TASK:
Find every line in the items below that contains the string "point" and copy each one. Case counts.

RAW RECORDS:
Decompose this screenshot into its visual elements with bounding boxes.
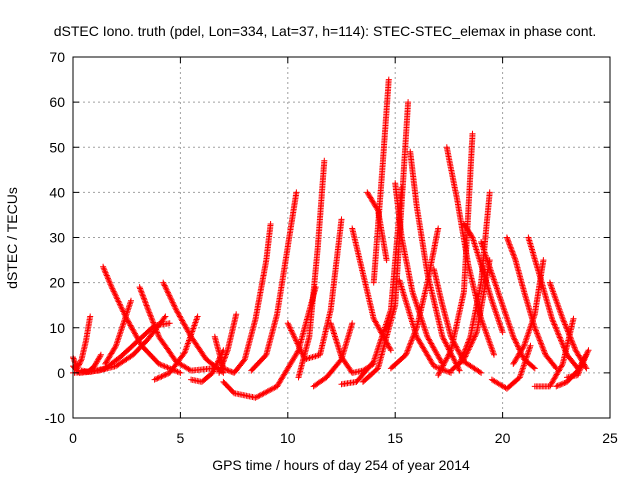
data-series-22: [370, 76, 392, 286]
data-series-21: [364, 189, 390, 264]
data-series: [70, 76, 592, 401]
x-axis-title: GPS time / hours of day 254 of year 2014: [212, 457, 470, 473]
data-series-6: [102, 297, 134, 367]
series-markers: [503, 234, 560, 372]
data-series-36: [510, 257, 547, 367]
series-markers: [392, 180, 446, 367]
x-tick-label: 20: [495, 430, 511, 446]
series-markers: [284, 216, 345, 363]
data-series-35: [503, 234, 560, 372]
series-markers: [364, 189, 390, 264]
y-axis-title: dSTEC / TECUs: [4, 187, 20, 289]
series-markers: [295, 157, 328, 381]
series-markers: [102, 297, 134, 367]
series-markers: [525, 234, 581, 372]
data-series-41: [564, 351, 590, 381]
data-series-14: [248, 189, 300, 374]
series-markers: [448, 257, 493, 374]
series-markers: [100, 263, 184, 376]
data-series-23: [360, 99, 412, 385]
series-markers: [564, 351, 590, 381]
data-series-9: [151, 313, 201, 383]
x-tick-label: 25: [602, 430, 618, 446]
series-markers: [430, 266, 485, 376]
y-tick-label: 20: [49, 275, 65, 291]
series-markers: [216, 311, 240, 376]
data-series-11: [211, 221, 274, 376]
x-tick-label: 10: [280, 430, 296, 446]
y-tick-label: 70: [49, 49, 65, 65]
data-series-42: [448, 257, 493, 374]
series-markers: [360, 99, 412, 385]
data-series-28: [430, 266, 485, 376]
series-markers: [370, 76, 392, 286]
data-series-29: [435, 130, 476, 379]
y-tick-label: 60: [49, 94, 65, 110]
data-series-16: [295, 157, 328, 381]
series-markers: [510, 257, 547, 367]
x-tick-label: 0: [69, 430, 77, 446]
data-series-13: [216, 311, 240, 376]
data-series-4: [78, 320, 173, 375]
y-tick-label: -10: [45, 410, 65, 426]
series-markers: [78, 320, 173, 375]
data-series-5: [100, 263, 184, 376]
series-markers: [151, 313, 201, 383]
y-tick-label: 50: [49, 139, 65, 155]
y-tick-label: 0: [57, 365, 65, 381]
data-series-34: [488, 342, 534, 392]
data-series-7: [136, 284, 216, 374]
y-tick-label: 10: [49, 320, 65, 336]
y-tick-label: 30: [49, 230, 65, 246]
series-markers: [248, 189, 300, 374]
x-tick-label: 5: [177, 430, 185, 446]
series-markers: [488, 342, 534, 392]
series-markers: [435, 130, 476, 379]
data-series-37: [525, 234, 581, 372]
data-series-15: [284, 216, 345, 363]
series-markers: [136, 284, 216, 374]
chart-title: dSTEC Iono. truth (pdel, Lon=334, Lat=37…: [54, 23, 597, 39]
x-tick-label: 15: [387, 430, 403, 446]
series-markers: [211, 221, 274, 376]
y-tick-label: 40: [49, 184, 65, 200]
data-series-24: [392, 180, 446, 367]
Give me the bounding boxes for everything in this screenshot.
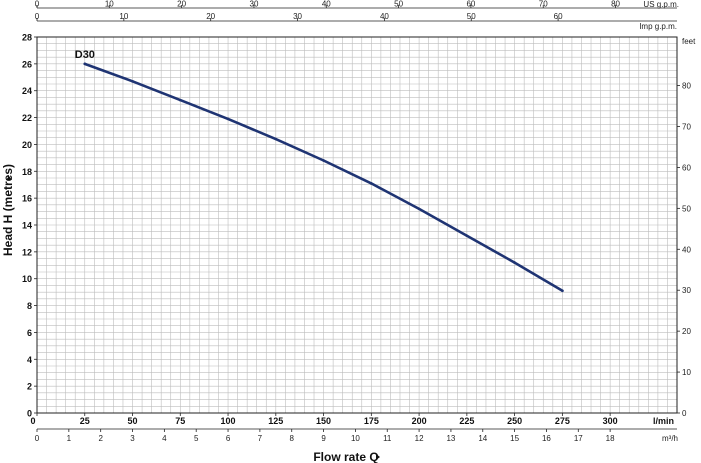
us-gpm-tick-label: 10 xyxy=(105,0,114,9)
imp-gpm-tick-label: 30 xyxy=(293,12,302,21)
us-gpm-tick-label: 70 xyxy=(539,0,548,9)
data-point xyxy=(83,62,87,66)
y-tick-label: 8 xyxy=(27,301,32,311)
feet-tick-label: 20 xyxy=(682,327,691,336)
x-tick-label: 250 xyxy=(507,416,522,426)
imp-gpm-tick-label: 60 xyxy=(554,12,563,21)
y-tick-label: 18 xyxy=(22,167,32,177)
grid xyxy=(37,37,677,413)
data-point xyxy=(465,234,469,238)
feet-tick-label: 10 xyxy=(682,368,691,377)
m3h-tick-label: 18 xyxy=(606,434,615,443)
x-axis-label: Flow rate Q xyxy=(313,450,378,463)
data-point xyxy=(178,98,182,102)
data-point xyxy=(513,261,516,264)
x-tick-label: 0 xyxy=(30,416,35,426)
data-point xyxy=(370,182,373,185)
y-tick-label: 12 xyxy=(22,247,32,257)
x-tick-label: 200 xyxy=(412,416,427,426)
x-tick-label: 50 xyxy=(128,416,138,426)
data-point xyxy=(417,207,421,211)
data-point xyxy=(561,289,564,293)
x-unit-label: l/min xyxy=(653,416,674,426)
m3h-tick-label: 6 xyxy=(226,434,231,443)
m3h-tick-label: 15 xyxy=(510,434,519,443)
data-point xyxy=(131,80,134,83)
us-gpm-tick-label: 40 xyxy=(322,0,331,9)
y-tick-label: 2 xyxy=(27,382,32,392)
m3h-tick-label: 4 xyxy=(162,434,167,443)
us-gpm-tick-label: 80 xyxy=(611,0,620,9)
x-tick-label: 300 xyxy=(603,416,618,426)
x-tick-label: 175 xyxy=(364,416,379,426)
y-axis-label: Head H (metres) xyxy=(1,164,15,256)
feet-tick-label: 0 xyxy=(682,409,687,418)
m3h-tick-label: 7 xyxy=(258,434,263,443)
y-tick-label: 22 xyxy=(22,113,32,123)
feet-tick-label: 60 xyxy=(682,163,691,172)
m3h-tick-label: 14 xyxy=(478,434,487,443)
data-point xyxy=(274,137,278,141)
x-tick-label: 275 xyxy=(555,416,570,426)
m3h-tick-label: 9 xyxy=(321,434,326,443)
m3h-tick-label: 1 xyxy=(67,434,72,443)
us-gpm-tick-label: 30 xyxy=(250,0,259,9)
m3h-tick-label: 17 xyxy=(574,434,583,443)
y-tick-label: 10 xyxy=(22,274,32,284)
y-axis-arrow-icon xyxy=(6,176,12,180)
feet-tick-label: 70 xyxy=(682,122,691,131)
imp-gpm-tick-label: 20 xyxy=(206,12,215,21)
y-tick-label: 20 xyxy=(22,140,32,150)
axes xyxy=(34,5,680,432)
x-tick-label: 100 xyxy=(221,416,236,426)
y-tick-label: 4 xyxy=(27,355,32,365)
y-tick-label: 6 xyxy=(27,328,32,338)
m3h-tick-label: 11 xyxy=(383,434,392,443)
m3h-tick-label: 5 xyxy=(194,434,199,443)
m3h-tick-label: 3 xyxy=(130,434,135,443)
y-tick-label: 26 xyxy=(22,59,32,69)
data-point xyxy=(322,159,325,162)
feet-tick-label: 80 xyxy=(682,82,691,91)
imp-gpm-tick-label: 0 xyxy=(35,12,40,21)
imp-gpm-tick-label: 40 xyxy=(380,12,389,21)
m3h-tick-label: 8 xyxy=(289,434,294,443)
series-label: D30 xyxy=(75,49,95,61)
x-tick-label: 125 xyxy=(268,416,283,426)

FINAL ANSWER:
data-point xyxy=(83,62,87,66)
data-point xyxy=(465,234,469,238)
data-point xyxy=(178,98,182,102)
data-point xyxy=(513,261,516,264)
data-point xyxy=(370,182,373,185)
data-point xyxy=(417,207,421,211)
data-point xyxy=(561,289,564,293)
data-point xyxy=(131,80,134,83)
data-point xyxy=(274,137,278,141)
data-point xyxy=(322,159,325,162)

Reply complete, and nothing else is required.